### EXERCISE
Each line of the data that includes the string "panować" is to be copied out.

### SUPPLIED DATA
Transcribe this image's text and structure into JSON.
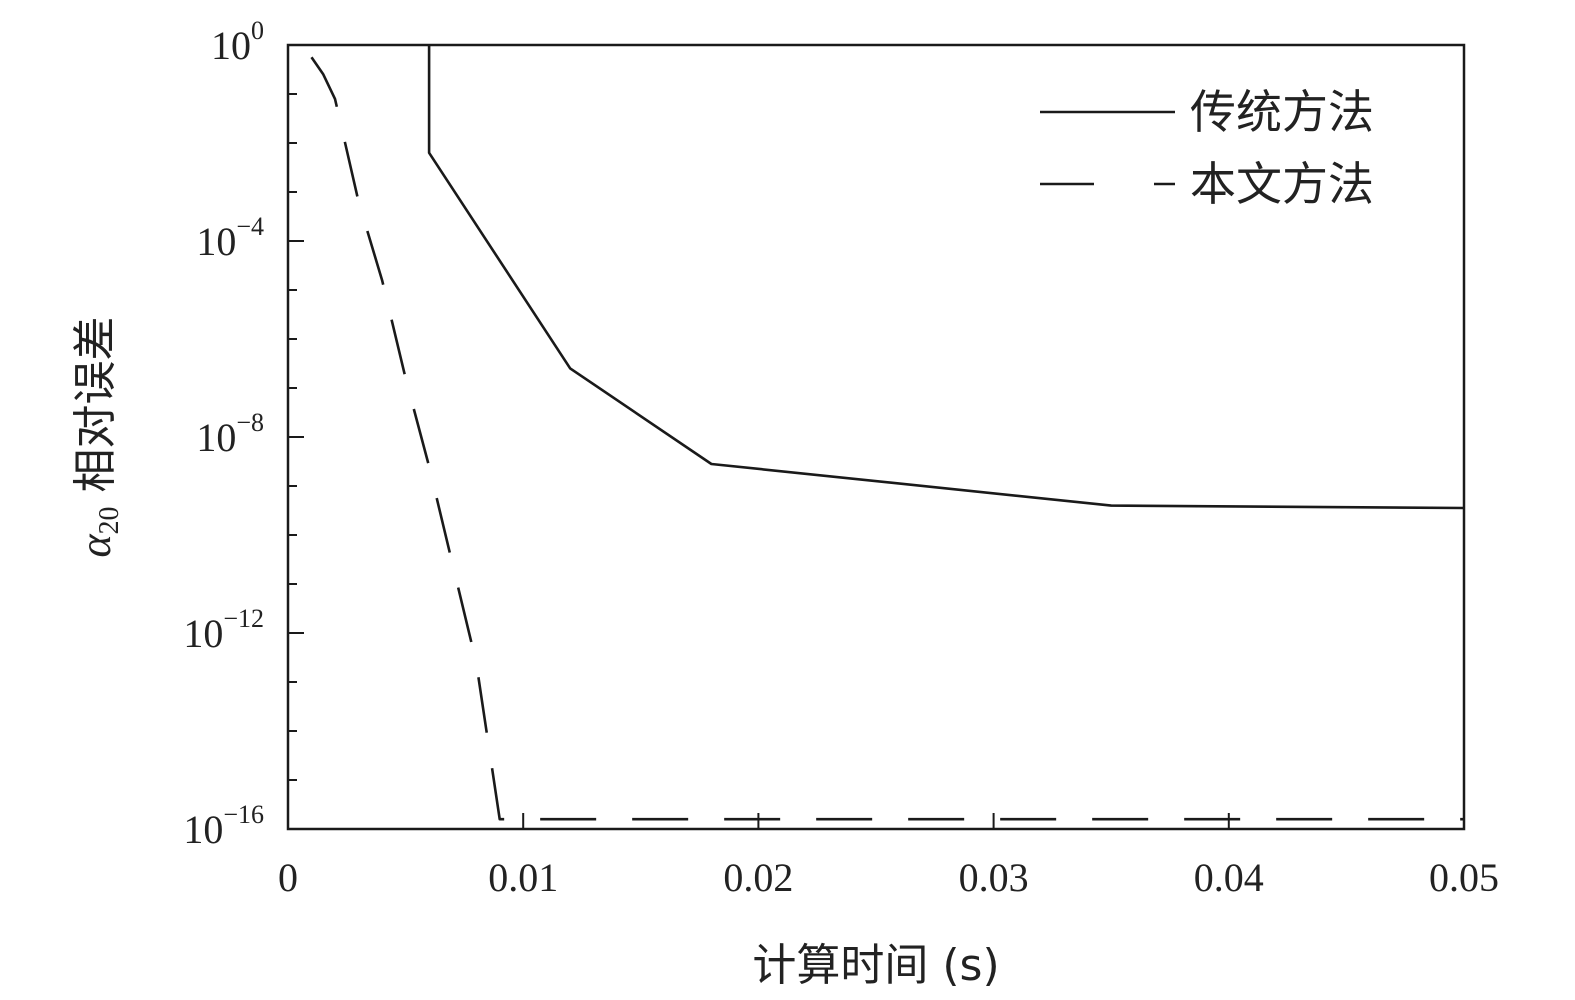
{
  "chart_data": {
    "type": "line",
    "title": "",
    "xlabel": "计算时间 (s)",
    "ylabel_symbol": "α",
    "ylabel_subscript": "20",
    "ylabel_text": "相对误差",
    "xlim": [
      0,
      0.05
    ],
    "ylim_log10": [
      -16,
      0
    ],
    "y_scale": "log",
    "grid": false,
    "legend_position": "top-right",
    "x_ticks": [
      {
        "value": 0,
        "label": "0"
      },
      {
        "value": 0.01,
        "label": "0.01"
      },
      {
        "value": 0.02,
        "label": "0.02"
      },
      {
        "value": 0.03,
        "label": "0.03"
      },
      {
        "value": 0.04,
        "label": "0.04"
      },
      {
        "value": 0.05,
        "label": "0.05"
      }
    ],
    "y_ticks": [
      {
        "exp": 0,
        "base": "10",
        "sup": "0"
      },
      {
        "exp": -4,
        "base": "10",
        "sup": "−4"
      },
      {
        "exp": -8,
        "base": "10",
        "sup": "−8"
      },
      {
        "exp": -12,
        "base": "10",
        "sup": "−12"
      },
      {
        "exp": -16,
        "base": "10",
        "sup": "−16"
      }
    ],
    "series": [
      {
        "name": "传统方法",
        "style": "solid",
        "color": "#1a1a1a",
        "points": [
          {
            "x": 0.006,
            "log10_y": 0
          },
          {
            "x": 0.006,
            "log10_y": -2.2
          },
          {
            "x": 0.012,
            "log10_y": -6.6
          },
          {
            "x": 0.018,
            "log10_y": -8.55
          },
          {
            "x": 0.035,
            "log10_y": -9.4
          },
          {
            "x": 0.05,
            "log10_y": -9.45
          }
        ]
      },
      {
        "name": "本文方法",
        "style": "dashed",
        "color": "#1a1a1a",
        "points": [
          {
            "x": 0.001,
            "log10_y": -0.25
          },
          {
            "x": 0.0015,
            "log10_y": -0.6
          },
          {
            "x": 0.002,
            "log10_y": -1.1
          },
          {
            "x": 0.003,
            "log10_y": -3.2
          },
          {
            "x": 0.004,
            "log10_y": -4.8
          },
          {
            "x": 0.005,
            "log10_y": -6.8
          },
          {
            "x": 0.006,
            "log10_y": -8.6
          },
          {
            "x": 0.007,
            "log10_y": -10.6
          },
          {
            "x": 0.008,
            "log10_y": -12.6
          },
          {
            "x": 0.009,
            "log10_y": -15.8
          },
          {
            "x": 0.05,
            "log10_y": -15.8
          }
        ]
      }
    ]
  }
}
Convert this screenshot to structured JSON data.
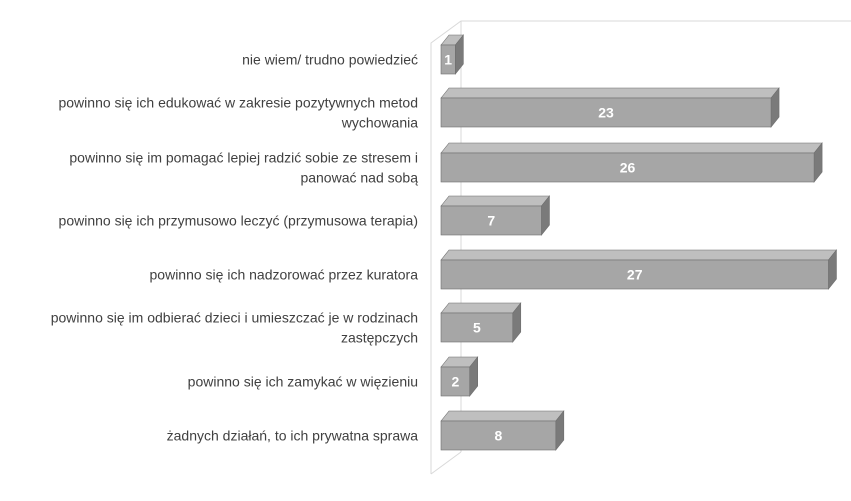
{
  "chart_data": {
    "type": "bar",
    "orientation": "horizontal",
    "style": "3d",
    "categories": [
      "nie wiem/ trudno powiedzieć",
      "powinno się ich edukować w zakresie pozytywnych metod wychowania",
      "powinno się im pomagać lepiej radzić sobie ze stresem i panować nad sobą",
      "powinno się ich przymusowo leczyć (przymusowa terapia)",
      "powinno się ich nadzorować przez kuratora",
      "powinno się im odbierać dzieci i umieszczać je w rodzinach zastępczych",
      "powinno się ich zamykać w więzieniu",
      "żadnych działań, to ich prywatna sprawa"
    ],
    "label_lines": [
      [
        "nie wiem/ trudno powiedzieć"
      ],
      [
        "powinno się ich edukować w zakresie pozytywnych metod",
        "wychowania"
      ],
      [
        "powinno się im pomagać lepiej radzić sobie ze stresem i",
        "panować nad sobą"
      ],
      [
        "powinno się ich przymusowo leczyć (przymusowa terapia)"
      ],
      [
        "powinno się ich nadzorować przez kuratora"
      ],
      [
        "powinno się im odbierać dzieci i umieszczać je w rodzinach",
        "zastępczych"
      ],
      [
        "powinno się ich zamykać w więzieniu"
      ],
      [
        "żadnych działań, to ich prywatna sprawa"
      ]
    ],
    "values": [
      1,
      23,
      26,
      7,
      27,
      5,
      2,
      8
    ],
    "data_labels": [
      "1",
      "23",
      "26",
      "7",
      "27",
      "5",
      "2",
      "8"
    ],
    "xlim": [
      0,
      28
    ],
    "grid": false,
    "legend": "none",
    "colors": {
      "bar_front": "#a6a6a6",
      "bar_top": "#bfbfbf",
      "bar_side": "#7a7a7a",
      "bar_edge": "#6e6e6e",
      "wall": "#d9d9d9",
      "label_text": "#404040",
      "value_text": "#ffffff"
    }
  }
}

### IN RESPONSE
      "powinno się im pomagać lepiej radzić sobie ze stresem i panować nad sobą",
        "panować nad sobą"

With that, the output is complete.